## Provided material
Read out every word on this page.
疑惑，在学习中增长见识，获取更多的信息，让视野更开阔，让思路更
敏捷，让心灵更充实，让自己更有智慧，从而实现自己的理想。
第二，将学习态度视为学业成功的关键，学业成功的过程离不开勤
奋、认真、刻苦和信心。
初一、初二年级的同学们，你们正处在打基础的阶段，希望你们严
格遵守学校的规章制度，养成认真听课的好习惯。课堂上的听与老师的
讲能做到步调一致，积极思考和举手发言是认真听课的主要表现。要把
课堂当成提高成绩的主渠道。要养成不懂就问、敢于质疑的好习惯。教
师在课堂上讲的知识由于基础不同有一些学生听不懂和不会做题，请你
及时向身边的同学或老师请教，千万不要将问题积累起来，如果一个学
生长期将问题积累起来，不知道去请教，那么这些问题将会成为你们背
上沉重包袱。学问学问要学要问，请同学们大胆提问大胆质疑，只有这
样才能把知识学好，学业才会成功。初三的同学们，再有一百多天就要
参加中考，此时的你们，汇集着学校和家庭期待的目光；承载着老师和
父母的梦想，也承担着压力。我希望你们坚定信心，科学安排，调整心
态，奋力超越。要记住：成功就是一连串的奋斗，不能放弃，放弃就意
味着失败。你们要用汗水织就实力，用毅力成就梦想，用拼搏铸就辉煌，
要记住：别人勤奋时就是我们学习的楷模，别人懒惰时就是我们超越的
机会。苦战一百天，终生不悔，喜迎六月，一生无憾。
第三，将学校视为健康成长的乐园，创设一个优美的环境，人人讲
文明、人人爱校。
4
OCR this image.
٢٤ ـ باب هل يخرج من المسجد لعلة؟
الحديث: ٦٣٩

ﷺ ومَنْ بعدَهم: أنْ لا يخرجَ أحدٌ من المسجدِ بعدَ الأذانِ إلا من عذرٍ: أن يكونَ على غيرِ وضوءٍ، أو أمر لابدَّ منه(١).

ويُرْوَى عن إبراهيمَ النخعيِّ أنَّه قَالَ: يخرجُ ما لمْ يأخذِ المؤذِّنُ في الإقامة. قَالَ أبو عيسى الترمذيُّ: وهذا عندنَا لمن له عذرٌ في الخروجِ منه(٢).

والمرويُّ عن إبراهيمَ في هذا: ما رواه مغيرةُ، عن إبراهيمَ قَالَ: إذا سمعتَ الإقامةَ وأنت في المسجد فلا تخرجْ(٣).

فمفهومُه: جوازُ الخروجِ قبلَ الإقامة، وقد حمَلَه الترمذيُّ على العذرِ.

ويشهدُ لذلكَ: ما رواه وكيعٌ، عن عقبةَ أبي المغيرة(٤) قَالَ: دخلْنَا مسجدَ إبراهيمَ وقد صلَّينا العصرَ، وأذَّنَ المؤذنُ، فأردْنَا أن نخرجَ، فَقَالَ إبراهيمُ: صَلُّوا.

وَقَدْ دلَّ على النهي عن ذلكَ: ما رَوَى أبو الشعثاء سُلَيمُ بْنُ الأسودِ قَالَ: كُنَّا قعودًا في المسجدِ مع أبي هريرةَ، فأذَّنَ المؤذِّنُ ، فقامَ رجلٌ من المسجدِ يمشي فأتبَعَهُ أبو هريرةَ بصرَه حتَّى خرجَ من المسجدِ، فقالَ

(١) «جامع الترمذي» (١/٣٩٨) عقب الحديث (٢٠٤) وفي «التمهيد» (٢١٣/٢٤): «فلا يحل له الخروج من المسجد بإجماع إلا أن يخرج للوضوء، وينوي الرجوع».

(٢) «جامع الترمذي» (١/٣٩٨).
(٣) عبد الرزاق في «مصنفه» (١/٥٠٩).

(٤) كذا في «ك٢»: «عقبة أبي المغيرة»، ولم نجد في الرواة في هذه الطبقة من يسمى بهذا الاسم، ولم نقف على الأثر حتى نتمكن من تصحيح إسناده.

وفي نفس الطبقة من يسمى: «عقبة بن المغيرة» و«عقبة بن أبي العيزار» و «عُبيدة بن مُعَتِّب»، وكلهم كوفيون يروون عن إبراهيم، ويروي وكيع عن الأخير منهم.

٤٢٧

## What this task involves
Write out every entry exactly as given.

## Solution to this task
Read out every word on this page.
疑惑，在学习中增长见识，获取更多的信息，让视野更开阔，让思路更
敏捷，让心灵更充实，让自己更有智慧，从而实现自己的理想。
第二，将学习态度视为学业成功的关键，学业成功的过程离不开勤
奋、认真、刻苦和信心。
初一、初二年级的同学们，你们正处在打基础的阶段，希望你们严
格遵守学校的规章制度，养成认真听课的好习惯。课堂上的听与老师的
讲能做到步调一致，积极思考和举手发言是认真听课的主要表现。要把
课堂当成提高成绩的主渠道。要养成不懂就问、敢于质疑的好习惯。教
师在课堂上讲的知识由于基础不同有一些学生听不懂和不会做题，请你
及时向身边的同学或老师请教，千万不要将问题积累起来，如果一个学
生长期将问题积累起来，不知道去请教，那么这些问题将会成为你们背
上沉重包袱。学问学问要学要问，请同学们大胆提问大胆质疑，只有这
样才能把知识学好，学业才会成功。初三的同学们，再有一百多天就要
参加中考，此时的你们，汇集着学校和家庭期待的目光；承载着老师和
父母的梦想，也承担着压力。我希望你们坚定信心，科学安排，调整心
态，奋力超越。要记住：成功就是一连串的奋斗，不能放弃，放弃就意
味着失败。你们要用汗水织就实力，用毅力成就梦想，用拼搏铸就辉煌，
要记住：别人勤奋时就是我们学习的楷模，别人懒惰时就是我们超越的
机会。苦战一百天，终生不悔，喜迎六月，一生无憾。
第三，将学校视为健康成长的乐园，创设一个优美的环境，人人讲
文明、人人爱校。
4
OCR this image.
٢٤ ـ باب هل يخرج من المسجد لعلة؟
الحديث: ٦٣٩

ﷺ ومَنْ بعدَهم: أنْ لا يخرجَ أحدٌ من المسجدِ بعدَ الأذانِ إلا من عذرٍ: أن يكونَ على غيرِ وضوءٍ، أو أمر لابدَّ منه(١).

ويُرْوَى عن إبراهيمَ النخعيِّ أنَّه قَالَ: يخرجُ ما لمْ يأخذِ المؤذِّنُ في الإقامة. قَالَ أبو عيسى الترمذيُّ: وهذا عندنَا لمن له عذرٌ في الخروجِ منه(٢).

والمرويُّ عن إبراهيمَ في هذا: ما رواه مغيرةُ، عن إبراهيمَ قَالَ: إذا سمعتَ الإقامةَ وأنت في المسجد فلا تخرجْ(٣).

فمفهومُه: جوازُ الخروجِ قبلَ الإقامة، وقد حمَلَه الترمذيُّ على العذرِ.

ويشهدُ لذلكَ: ما رواه وكيعٌ، عن عقبةَ أبي المغيرة(٤) قَالَ: دخلْنَا مسجدَ إبراهيمَ وقد صلَّينا العصرَ، وأذَّنَ المؤذنُ، فأردْنَا أن نخرجَ، فَقَالَ إبراهيمُ: صَلُّوا.

وَقَدْ دلَّ على النهي عن ذلكَ: ما رَوَى أبو الشعثاء سُلَيمُ بْنُ الأسودِ قَالَ: كُنَّا قعودًا في المسجدِ مع أبي هريرةَ، فأذَّنَ المؤذِّنُ ، فقامَ رجلٌ من المسجدِ يمشي فأتبَعَهُ أبو هريرةَ بصرَه حتَّى خرجَ من المسجدِ، فقالَ

(١) «جامع الترمذي» (١/٣٩٨) عقب الحديث (٢٠٤) وفي «التمهيد» (٢١٣/٢٤): «فلا يحل له الخروج من المسجد بإجماع إلا أن يخرج للوضوء، وينوي الرجوع».

(٢) «جامع الترمذي» (١/٣٩٨).
(٣) عبد الرزاق في «مصنفه» (١/٥٠٩).

(٤) كذا في «ك٢»: «عقبة أبي المغيرة»، ولم نجد في الرواة في هذه الطبقة من يسمى بهذا الاسم، ولم نقف على الأثر حتى نتمكن من تصحيح إسناده.

وفي نفس الطبقة من يسمى: «عقبة بن المغيرة» و«عقبة بن أبي العيزار» و «عُبيدة بن مُعَتِّب»، وكلهم كوفيون يروون عن إبراهيم، ويروي وكيع عن الأخير منهم.

٤٢٧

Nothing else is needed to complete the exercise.